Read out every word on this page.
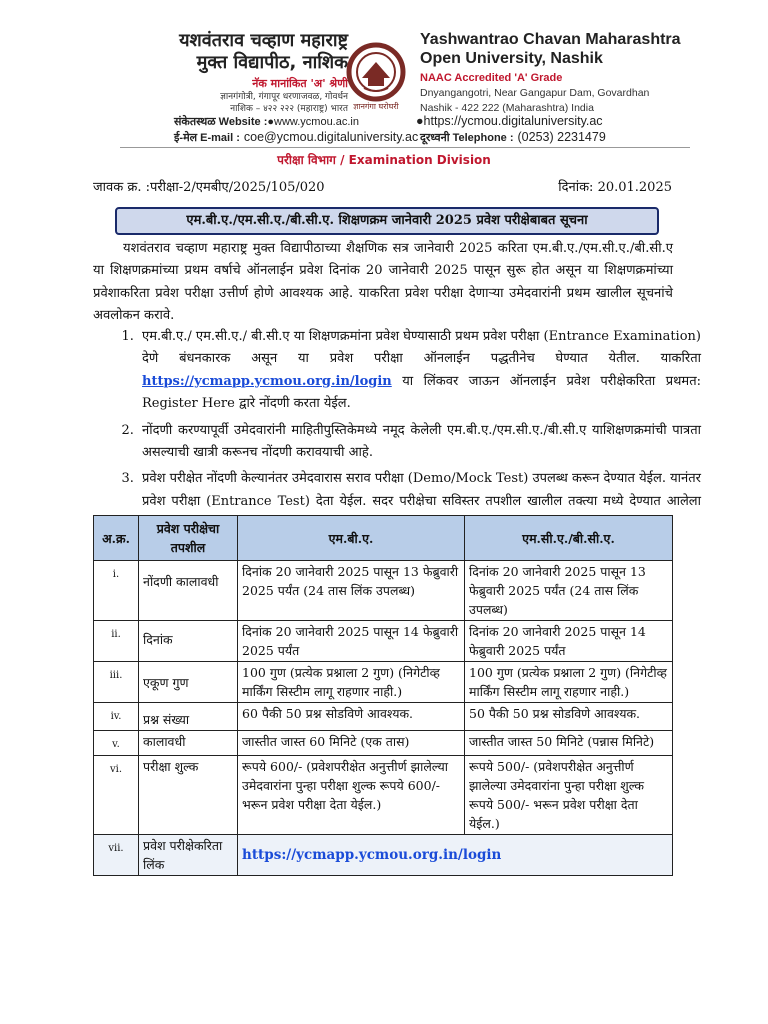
यशवंतराव चव्हाण महाराष्ट्र
मुक्त विद्यापीठ, नाशिक
नॅक मानांकित 'अ' श्रेणी
ज्ञानगंगोत्री, गंगापूर धरणाजवळ, गोवर्धन
नाशिक – ४२२ २२२ (महाराष्ट्र) भारत ज्ञानगंगा घरोघरी
Yashwantrao Chavan Maharashtra
Open University, Nashik
NAAC Accredited 'A' Grade
Dnyangangotri, Near Gangapur Dam, Govardhan
Nashik - 422 222 (Maharashtra) India
संकेतस्थळ Website :●www.ycmou.ac.in	●https://ycmou.digitaluniversity.ac
ई-मेल E-mail : coe@ycmou.digitaluniversity.ac दूरध्वनी Telephone : (0253) 2231479
परीक्षा विभाग / Examination Division
जावक क्र. :परीक्षा-2/एमबीए/2025/105/020	दिनांक: 20.01.2025
एम.बी.ए./एम.सी.ए./बी.सी.ए. शिक्षणक्रम जानेवारी 2025 प्रवेश परीक्षेबाबत सूचना
यशवंतराव चव्हाण महाराष्ट्र मुक्त विद्यापीठाच्या शैक्षणिक सत्र जानेवारी 2025 करिता एम.बी.ए./एम.सी.ए./बी.सी.ए या शिक्षणक्रमांच्या प्रथम वर्षाचे ऑनलाईन प्रवेश दिनांक 20 जानेवारी 2025 पासून सुरू होत असून या शिक्षणक्रमांच्या प्रवेशाकरिता प्रवेश परीक्षा उत्तीर्ण होणे आवश्यक आहे. याकरिता प्रवेश परीक्षा देणाऱ्या उमेदवारांनी प्रथम खालील सूचनांचे अवलोकन करावे.
1. एम.बी.ए./ एम.सी.ए./ बी.सी.ए या शिक्षणक्रमांना प्रवेश घेण्यासाठी प्रथम प्रवेश परीक्षा (Entrance Examination) देणे बंधनकारक असून या प्रवेश परीक्षा ऑनलाईन पद्धतीनेच घेण्यात येतील. याकरिता https://ycmapp.ycmou.org.in/login या लिंकवर जाऊन ऑनलाईन प्रवेश परीक्षेकरिता प्रथमत: Register Here द्वारे नोंदणी करता येईल.
2. नोंदणी करण्यापूर्वी उमेदवारांनी माहितीपुस्तिकेमध्ये नमूद केलेली एम.बी.ए./एम.सी.ए./बी.सी.ए याशिक्षणक्रमांची पात्रता असल्याची खात्री करूनच नोंदणी करावयाची आहे.
3. प्रवेश परीक्षेत नोंदणी केल्यानंतर उमेदवारास सराव परीक्षा (Demo/Mock Test) उपलब्ध करून देण्यात येईल. यानंतर प्रवेश परीक्षा (Entrance Test) देता येईल. सदर परीक्षेचा सविस्तर तपशील खालील तक्त्या मध्ये देण्यात आलेला
अ.क्र.	प्रवेश परीक्षेचा तपशील	एम.बी.ए.	एम.सी.ए./बी.सी.ए.
i.	नोंदणी कालावधी	दिनांक 20 जानेवारी 2025 पासून 13 फेब्रुवारी 2025 पर्यंत (24 तास लिंक उपलब्ध)	दिनांक 20 जानेवारी 2025 पासून 13 फेब्रुवारी 2025 पर्यंत (24 तास लिंक उपलब्ध)
ii.	दिनांक	दिनांक 20 जानेवारी 2025 पासून 14 फेब्रुवारी 2025 पर्यंत	दिनांक 20 जानेवारी 2025 पासून 14 फेब्रुवारी 2025 पर्यंत
iii.	एकूण गुण	100 गुण (प्रत्येक प्रश्नाला 2 गुण) (निगेटीव्ह मार्किंग सिस्टीम लागू राहणार नाही.)	100 गुण (प्रत्येक प्रश्नाला 2 गुण) (निगेटीव्ह मार्किंग सिस्टीम लागू राहणार नाही.)
iv.	प्रश्न संख्या	60 पैकी 50 प्रश्न सोडविणे आवश्यक.	50 पैकी 50 प्रश्न सोडविणे आवश्यक.
v.	कालावधी	जास्तीत जास्त 60 मिनिटे (एक तास)	जास्तीत जास्त 50 मिनिटे (पन्नास मिनिटे)
vi.	परीक्षा शुल्क	रूपये 600/- (प्रवेशपरीक्षेत अनुत्तीर्ण झालेल्या उमेदवारांना पुन्हा परीक्षा शुल्क रूपये 600/- भरून प्रवेश परीक्षा देता येईल.)	रूपये 500/- (प्रवेशपरीक्षेत अनुत्तीर्ण झालेल्या उमेदवारांना पुन्हा परीक्षा शुल्क रूपये 500/- भरून प्रवेश परीक्षा देता येईल.)
vii.	प्रवेश परीक्षेकरिता लिंक	https://ycmapp.ycmou.org.in/login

========

### [What is needed]
Omit all pictures while transcribing the entries verbatim.

### [Solved exercise]
Read out every word on this page.
यशवंतराव चव्हाण महाराष्ट्र
मुक्त विद्यापीठ, नाशिक
नॅक मानांकित 'अ' श्रेणी
ज्ञानगंगोत्री, गंगापूर धरणाजवळ, गोवर्धन
नाशिक – ४२२ २२२ (महाराष्ट्र) भारत ज्ञानगंगा घरोघरी
Yashwantrao Chavan Maharashtra
Open University, Nashik
NAAC Accredited 'A' Grade
Dnyangangotri, Near Gangapur Dam, Govardhan
Nashik - 422 222 (Maharashtra) India
संकेतस्थळ Website :●www.ycmou.ac.in	●https://ycmou.digitaluniversity.ac
ई-मेल E-mail : coe@ycmou.digitaluniversity.ac दूरध्वनी Telephone : (0253) 2231479
परीक्षा विभाग / Examination Division
जावक क्र. :परीक्षा-2/एमबीए/2025/105/020	दिनांक: 20.01.2025
एम.बी.ए./एम.सी.ए./बी.सी.ए. शिक्षणक्रम जानेवारी 2025 प्रवेश परीक्षेबाबत सूचना
यशवंतराव चव्हाण महाराष्ट्र मुक्त विद्यापीठाच्या शैक्षणिक सत्र जानेवारी 2025 करिता एम.बी.ए./एम.सी.ए./बी.सी.ए या शिक्षणक्रमांच्या प्रथम वर्षाचे ऑनलाईन प्रवेश दिनांक 20 जानेवारी 2025 पासून सुरू होत असून या शिक्षणक्रमांच्या प्रवेशाकरिता प्रवेश परीक्षा उत्तीर्ण होणे आवश्यक आहे. याकरिता प्रवेश परीक्षा देणाऱ्या उमेदवारांनी प्रथम खालील सूचनांचे अवलोकन करावे.
1. एम.बी.ए./ एम.सी.ए./ बी.सी.ए या शिक्षणक्रमांना प्रवेश घेण्यासाठी प्रथम प्रवेश परीक्षा (Entrance Examination) देणे बंधनकारक असून या प्रवेश परीक्षा ऑनलाईन पद्धतीनेच घेण्यात येतील. याकरिता https://ycmapp.ycmou.org.in/login या लिंकवर जाऊन ऑनलाईन प्रवेश परीक्षेकरिता प्रथमत: Register Here द्वारे नोंदणी करता येईल.
2. नोंदणी करण्यापूर्वी उमेदवारांनी माहितीपुस्तिकेमध्ये नमूद केलेली एम.बी.ए./एम.सी.ए./बी.सी.ए याशिक्षणक्रमांची पात्रता असल्याची खात्री करूनच नोंदणी करावयाची आहे.
3. प्रवेश परीक्षेत नोंदणी केल्यानंतर उमेदवारास सराव परीक्षा (Demo/Mock Test) उपलब्ध करून देण्यात येईल. यानंतर प्रवेश परीक्षा (Entrance Test) देता येईल. सदर परीक्षेचा सविस्तर तपशील खालील तक्त्या मध्ये देण्यात आलेला
अ.क्र.	प्रवेश परीक्षेचा तपशील	एम.बी.ए.	एम.सी.ए./बी.सी.ए.
i.	नोंदणी कालावधी	दिनांक 20 जानेवारी 2025 पासून 13 फेब्रुवारी 2025 पर्यंत (24 तास लिंक उपलब्ध)	दिनांक 20 जानेवारी 2025 पासून 13 फेब्रुवारी 2025 पर्यंत (24 तास लिंक उपलब्ध)
ii.	दिनांक	दिनांक 20 जानेवारी 2025 पासून 14 फेब्रुवारी 2025 पर्यंत	दिनांक 20 जानेवारी 2025 पासून 14 फेब्रुवारी 2025 पर्यंत
iii.	एकूण गुण	100 गुण (प्रत्येक प्रश्नाला 2 गुण) (निगेटीव्ह मार्किंग सिस्टीम लागू राहणार नाही.)	100 गुण (प्रत्येक प्रश्नाला 2 गुण) (निगेटीव्ह मार्किंग सिस्टीम लागू राहणार नाही.)
iv.	प्रश्न संख्या	60 पैकी 50 प्रश्न सोडविणे आवश्यक.	50 पैकी 50 प्रश्न सोडविणे आवश्यक.
v.	कालावधी	जास्तीत जास्त 60 मिनिटे (एक तास)	जास्तीत जास्त 50 मिनिटे (पन्नास मिनिटे)
vi.	परीक्षा शुल्क	रूपये 600/- (प्रवेशपरीक्षेत अनुत्तीर्ण झालेल्या उमेदवारांना पुन्हा परीक्षा शुल्क रूपये 600/- भरून प्रवेश परीक्षा देता येईल.)	रूपये 500/- (प्रवेशपरीक्षेत अनुत्तीर्ण झालेल्या उमेदवारांना पुन्हा परीक्षा शुल्क रूपये 500/- भरून प्रवेश परीक्षा देता येईल.)
vii.	प्रवेश परीक्षेकरिता लिंक	https://ycmapp.ycmou.org.in/login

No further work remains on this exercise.